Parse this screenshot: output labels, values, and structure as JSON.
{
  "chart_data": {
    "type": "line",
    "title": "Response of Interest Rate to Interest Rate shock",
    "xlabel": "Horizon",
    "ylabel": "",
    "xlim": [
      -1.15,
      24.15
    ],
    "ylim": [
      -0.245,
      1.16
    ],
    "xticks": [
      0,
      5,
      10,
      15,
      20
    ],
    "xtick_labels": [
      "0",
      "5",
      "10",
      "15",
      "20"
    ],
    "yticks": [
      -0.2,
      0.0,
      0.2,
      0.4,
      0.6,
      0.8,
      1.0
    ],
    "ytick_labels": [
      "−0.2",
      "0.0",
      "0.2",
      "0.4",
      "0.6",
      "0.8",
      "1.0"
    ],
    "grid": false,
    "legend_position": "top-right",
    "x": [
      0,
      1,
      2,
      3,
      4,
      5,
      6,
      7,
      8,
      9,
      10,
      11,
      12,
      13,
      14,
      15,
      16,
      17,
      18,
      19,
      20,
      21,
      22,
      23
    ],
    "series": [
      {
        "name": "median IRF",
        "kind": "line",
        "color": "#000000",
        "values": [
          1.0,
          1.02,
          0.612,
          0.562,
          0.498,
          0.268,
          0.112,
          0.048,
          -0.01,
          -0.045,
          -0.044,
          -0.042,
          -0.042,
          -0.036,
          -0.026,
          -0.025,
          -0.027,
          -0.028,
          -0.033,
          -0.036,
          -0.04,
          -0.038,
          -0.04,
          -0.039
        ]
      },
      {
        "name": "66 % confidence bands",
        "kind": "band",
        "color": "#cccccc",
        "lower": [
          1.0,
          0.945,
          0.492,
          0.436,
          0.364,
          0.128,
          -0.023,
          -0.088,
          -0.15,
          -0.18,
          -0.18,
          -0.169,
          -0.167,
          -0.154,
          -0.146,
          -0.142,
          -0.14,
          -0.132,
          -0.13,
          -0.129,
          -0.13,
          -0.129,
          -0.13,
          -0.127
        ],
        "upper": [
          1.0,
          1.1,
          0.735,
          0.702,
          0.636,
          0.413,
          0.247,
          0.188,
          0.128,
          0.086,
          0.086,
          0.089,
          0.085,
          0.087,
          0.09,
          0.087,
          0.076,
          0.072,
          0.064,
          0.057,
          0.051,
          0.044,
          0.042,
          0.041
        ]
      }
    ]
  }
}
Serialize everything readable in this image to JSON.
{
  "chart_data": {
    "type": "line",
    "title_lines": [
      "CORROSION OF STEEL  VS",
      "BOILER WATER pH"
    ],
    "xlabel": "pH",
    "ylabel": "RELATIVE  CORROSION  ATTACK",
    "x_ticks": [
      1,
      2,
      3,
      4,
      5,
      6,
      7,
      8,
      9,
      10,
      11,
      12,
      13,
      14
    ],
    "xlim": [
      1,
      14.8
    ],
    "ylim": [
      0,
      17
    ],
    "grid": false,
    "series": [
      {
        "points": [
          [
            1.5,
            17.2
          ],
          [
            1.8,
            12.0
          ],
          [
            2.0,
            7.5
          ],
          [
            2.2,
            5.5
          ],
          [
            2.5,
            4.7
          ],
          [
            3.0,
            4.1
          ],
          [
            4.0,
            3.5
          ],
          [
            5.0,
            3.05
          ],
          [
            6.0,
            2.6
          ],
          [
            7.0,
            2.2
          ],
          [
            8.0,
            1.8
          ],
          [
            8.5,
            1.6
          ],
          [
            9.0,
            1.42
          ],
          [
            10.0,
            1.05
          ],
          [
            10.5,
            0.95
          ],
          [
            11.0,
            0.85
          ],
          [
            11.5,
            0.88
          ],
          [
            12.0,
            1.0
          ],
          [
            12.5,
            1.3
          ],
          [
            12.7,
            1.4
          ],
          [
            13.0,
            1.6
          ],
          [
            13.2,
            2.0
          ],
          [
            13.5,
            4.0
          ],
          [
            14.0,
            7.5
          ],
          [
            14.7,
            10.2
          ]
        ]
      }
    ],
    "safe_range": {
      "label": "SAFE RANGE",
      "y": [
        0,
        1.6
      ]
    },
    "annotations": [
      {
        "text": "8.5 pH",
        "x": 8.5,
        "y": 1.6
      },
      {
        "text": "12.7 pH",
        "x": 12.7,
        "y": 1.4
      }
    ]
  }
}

EXERCISE DIRECTIONS:
Write out every entry again exactly, please, with nothing missing.

TASK RESULT:
Parse this screenshot: output labels, values, and structure as JSON.
{
  "chart_data": {
    "type": "line",
    "title": "Response of Interest Rate to Interest Rate shock",
    "xlabel": "Horizon",
    "ylabel": "",
    "xlim": [
      -1.15,
      24.15
    ],
    "ylim": [
      -0.245,
      1.16
    ],
    "xticks": [
      0,
      5,
      10,
      15,
      20
    ],
    "xtick_labels": [
      "0",
      "5",
      "10",
      "15",
      "20"
    ],
    "yticks": [
      -0.2,
      0.0,
      0.2,
      0.4,
      0.6,
      0.8,
      1.0
    ],
    "ytick_labels": [
      "−0.2",
      "0.0",
      "0.2",
      "0.4",
      "0.6",
      "0.8",
      "1.0"
    ],
    "grid": false,
    "legend_position": "top-right",
    "x": [
      0,
      1,
      2,
      3,
      4,
      5,
      6,
      7,
      8,
      9,
      10,
      11,
      12,
      13,
      14,
      15,
      16,
      17,
      18,
      19,
      20,
      21,
      22,
      23
    ],
    "series": [
      {
        "name": "median IRF",
        "kind": "line",
        "color": "#000000",
        "values": [
          1.0,
          1.02,
          0.612,
          0.562,
          0.498,
          0.268,
          0.112,
          0.048,
          -0.01,
          -0.045,
          -0.044,
          -0.042,
          -0.042,
          -0.036,
          -0.026,
          -0.025,
          -0.027,
          -0.028,
          -0.033,
          -0.036,
          -0.04,
          -0.038,
          -0.04,
          -0.039
        ]
      },
      {
        "name": "66 % confidence bands",
        "kind": "band",
        "color": "#cccccc",
        "lower": [
          1.0,
          0.945,
          0.492,
          0.436,
          0.364,
          0.128,
          -0.023,
          -0.088,
          -0.15,
          -0.18,
          -0.18,
          -0.169,
          -0.167,
          -0.154,
          -0.146,
          -0.142,
          -0.14,
          -0.132,
          -0.13,
          -0.129,
          -0.13,
          -0.129,
          -0.13,
          -0.127
        ],
        "upper": [
          1.0,
          1.1,
          0.735,
          0.702,
          0.636,
          0.413,
          0.247,
          0.188,
          0.128,
          0.086,
          0.086,
          0.089,
          0.085,
          0.087,
          0.09,
          0.087,
          0.076,
          0.072,
          0.064,
          0.057,
          0.051,
          0.044,
          0.042,
          0.041
        ]
      }
    ]
  }
}
Serialize everything readable in this image to JSON.
{
  "chart_data": {
    "type": "line",
    "title_lines": [
      "CORROSION OF STEEL  VS",
      "BOILER WATER pH"
    ],
    "xlabel": "pH",
    "ylabel": "RELATIVE  CORROSION  ATTACK",
    "x_ticks": [
      1,
      2,
      3,
      4,
      5,
      6,
      7,
      8,
      9,
      10,
      11,
      12,
      13,
      14
    ],
    "xlim": [
      1,
      14.8
    ],
    "ylim": [
      0,
      17
    ],
    "grid": false,
    "series": [
      {
        "points": [
          [
            1.5,
            17.2
          ],
          [
            1.8,
            12.0
          ],
          [
            2.0,
            7.5
          ],
          [
            2.2,
            5.5
          ],
          [
            2.5,
            4.7
          ],
          [
            3.0,
            4.1
          ],
          [
            4.0,
            3.5
          ],
          [
            5.0,
            3.05
          ],
          [
            6.0,
            2.6
          ],
          [
            7.0,
            2.2
          ],
          [
            8.0,
            1.8
          ],
          [
            8.5,
            1.6
          ],
          [
            9.0,
            1.42
          ],
          [
            10.0,
            1.05
          ],
          [
            10.5,
            0.95
          ],
          [
            11.0,
            0.85
          ],
          [
            11.5,
            0.88
          ],
          [
            12.0,
            1.0
          ],
          [
            12.5,
            1.3
          ],
          [
            12.7,
            1.4
          ],
          [
            13.0,
            1.6
          ],
          [
            13.2,
            2.0
          ],
          [
            13.5,
            4.0
          ],
          [
            14.0,
            7.5
          ],
          [
            14.7,
            10.2
          ]
        ]
      }
    ],
    "safe_range": {
      "label": "SAFE RANGE",
      "y": [
        0,
        1.6
      ]
    },
    "annotations": [
      {
        "text": "8.5 pH",
        "x": 8.5,
        "y": 1.6
      },
      {
        "text": "12.7 pH",
        "x": 12.7,
        "y": 1.4
      }
    ]
  }
}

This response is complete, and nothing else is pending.